AIM — Repeat each record below exactly as given.

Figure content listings
>> Begin
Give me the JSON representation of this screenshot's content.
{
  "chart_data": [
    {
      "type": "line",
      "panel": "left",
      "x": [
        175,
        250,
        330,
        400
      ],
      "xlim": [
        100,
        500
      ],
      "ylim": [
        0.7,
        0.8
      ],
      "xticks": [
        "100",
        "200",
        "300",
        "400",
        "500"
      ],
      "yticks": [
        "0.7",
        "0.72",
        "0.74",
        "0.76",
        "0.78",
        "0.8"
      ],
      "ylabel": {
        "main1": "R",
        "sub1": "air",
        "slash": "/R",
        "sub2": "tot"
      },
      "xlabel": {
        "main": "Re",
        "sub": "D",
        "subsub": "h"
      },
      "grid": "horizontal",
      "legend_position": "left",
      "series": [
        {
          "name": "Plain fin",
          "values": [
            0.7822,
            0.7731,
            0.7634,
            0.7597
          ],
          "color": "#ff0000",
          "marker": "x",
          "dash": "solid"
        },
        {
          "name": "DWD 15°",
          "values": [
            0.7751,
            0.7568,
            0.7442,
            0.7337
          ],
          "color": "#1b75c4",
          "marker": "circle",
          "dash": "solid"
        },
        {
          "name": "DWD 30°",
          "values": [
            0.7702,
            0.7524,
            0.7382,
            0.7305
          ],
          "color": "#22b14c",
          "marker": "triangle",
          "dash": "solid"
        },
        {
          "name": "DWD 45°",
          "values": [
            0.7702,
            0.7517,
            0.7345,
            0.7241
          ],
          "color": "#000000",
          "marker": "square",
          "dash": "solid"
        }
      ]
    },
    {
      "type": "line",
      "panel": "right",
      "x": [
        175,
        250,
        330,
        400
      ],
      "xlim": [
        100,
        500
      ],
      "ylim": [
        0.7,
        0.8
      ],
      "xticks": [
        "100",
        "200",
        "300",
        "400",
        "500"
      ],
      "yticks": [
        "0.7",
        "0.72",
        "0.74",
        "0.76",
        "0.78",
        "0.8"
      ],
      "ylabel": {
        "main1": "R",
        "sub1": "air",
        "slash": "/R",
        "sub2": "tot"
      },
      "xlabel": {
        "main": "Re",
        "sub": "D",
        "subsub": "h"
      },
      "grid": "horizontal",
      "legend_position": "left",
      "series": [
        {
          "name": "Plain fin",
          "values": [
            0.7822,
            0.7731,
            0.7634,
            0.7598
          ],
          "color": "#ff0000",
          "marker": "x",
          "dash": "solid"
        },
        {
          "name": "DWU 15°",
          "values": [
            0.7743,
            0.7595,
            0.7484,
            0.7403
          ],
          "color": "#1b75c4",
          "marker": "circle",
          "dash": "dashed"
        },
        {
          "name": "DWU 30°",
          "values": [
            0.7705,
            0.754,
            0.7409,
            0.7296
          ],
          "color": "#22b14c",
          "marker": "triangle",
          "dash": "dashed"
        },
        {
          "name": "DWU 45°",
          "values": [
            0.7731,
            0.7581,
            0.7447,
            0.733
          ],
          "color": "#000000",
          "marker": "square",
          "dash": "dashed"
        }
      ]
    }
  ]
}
>> End
SOLUTION FOR THIS EXERCISE —
Give me the JSON representation of this screenshot's content.
{
  "chart_data": [
    {
      "type": "line",
      "panel": "left",
      "x": [
        175,
        250,
        330,
        400
      ],
      "xlim": [
        100,
        500
      ],
      "ylim": [
        0.7,
        0.8
      ],
      "xticks": [
        "100",
        "200",
        "300",
        "400",
        "500"
      ],
      "yticks": [
        "0.7",
        "0.72",
        "0.74",
        "0.76",
        "0.78",
        "0.8"
      ],
      "ylabel": {
        "main1": "R",
        "sub1": "air",
        "slash": "/R",
        "sub2": "tot"
      },
      "xlabel": {
        "main": "Re",
        "sub": "D",
        "subsub": "h"
      },
      "grid": "horizontal",
      "legend_position": "left",
      "series": [
        {
          "name": "Plain fin",
          "values": [
            0.7822,
            0.7731,
            0.7634,
            0.7597
          ],
          "color": "#ff0000",
          "marker": "x",
          "dash": "solid"
        },
        {
          "name": "DWD 15°",
          "values": [
            0.7751,
            0.7568,
            0.7442,
            0.7337
          ],
          "color": "#1b75c4",
          "marker": "circle",
          "dash": "solid"
        },
        {
          "name": "DWD 30°",
          "values": [
            0.7702,
            0.7524,
            0.7382,
            0.7305
          ],
          "color": "#22b14c",
          "marker": "triangle",
          "dash": "solid"
        },
        {
          "name": "DWD 45°",
          "values": [
            0.7702,
            0.7517,
            0.7345,
            0.7241
          ],
          "color": "#000000",
          "marker": "square",
          "dash": "solid"
        }
      ]
    },
    {
      "type": "line",
      "panel": "right",
      "x": [
        175,
        250,
        330,
        400
      ],
      "xlim": [
        100,
        500
      ],
      "ylim": [
        0.7,
        0.8
      ],
      "xticks": [
        "100",
        "200",
        "300",
        "400",
        "500"
      ],
      "yticks": [
        "0.7",
        "0.72",
        "0.74",
        "0.76",
        "0.78",
        "0.8"
      ],
      "ylabel": {
        "main1": "R",
        "sub1": "air",
        "slash": "/R",
        "sub2": "tot"
      },
      "xlabel": {
        "main": "Re",
        "sub": "D",
        "subsub": "h"
      },
      "grid": "horizontal",
      "legend_position": "left",
      "series": [
        {
          "name": "Plain fin",
          "values": [
            0.7822,
            0.7731,
            0.7634,
            0.7598
          ],
          "color": "#ff0000",
          "marker": "x",
          "dash": "solid"
        },
        {
          "name": "DWU 15°",
          "values": [
            0.7743,
            0.7595,
            0.7484,
            0.7403
          ],
          "color": "#1b75c4",
          "marker": "circle",
          "dash": "dashed"
        },
        {
          "name": "DWU 30°",
          "values": [
            0.7705,
            0.754,
            0.7409,
            0.7296
          ],
          "color": "#22b14c",
          "marker": "triangle",
          "dash": "dashed"
        },
        {
          "name": "DWU 45°",
          "values": [
            0.7731,
            0.7581,
            0.7447,
            0.733
          ],
          "color": "#000000",
          "marker": "square",
          "dash": "dashed"
        }
      ]
    }
  ]
}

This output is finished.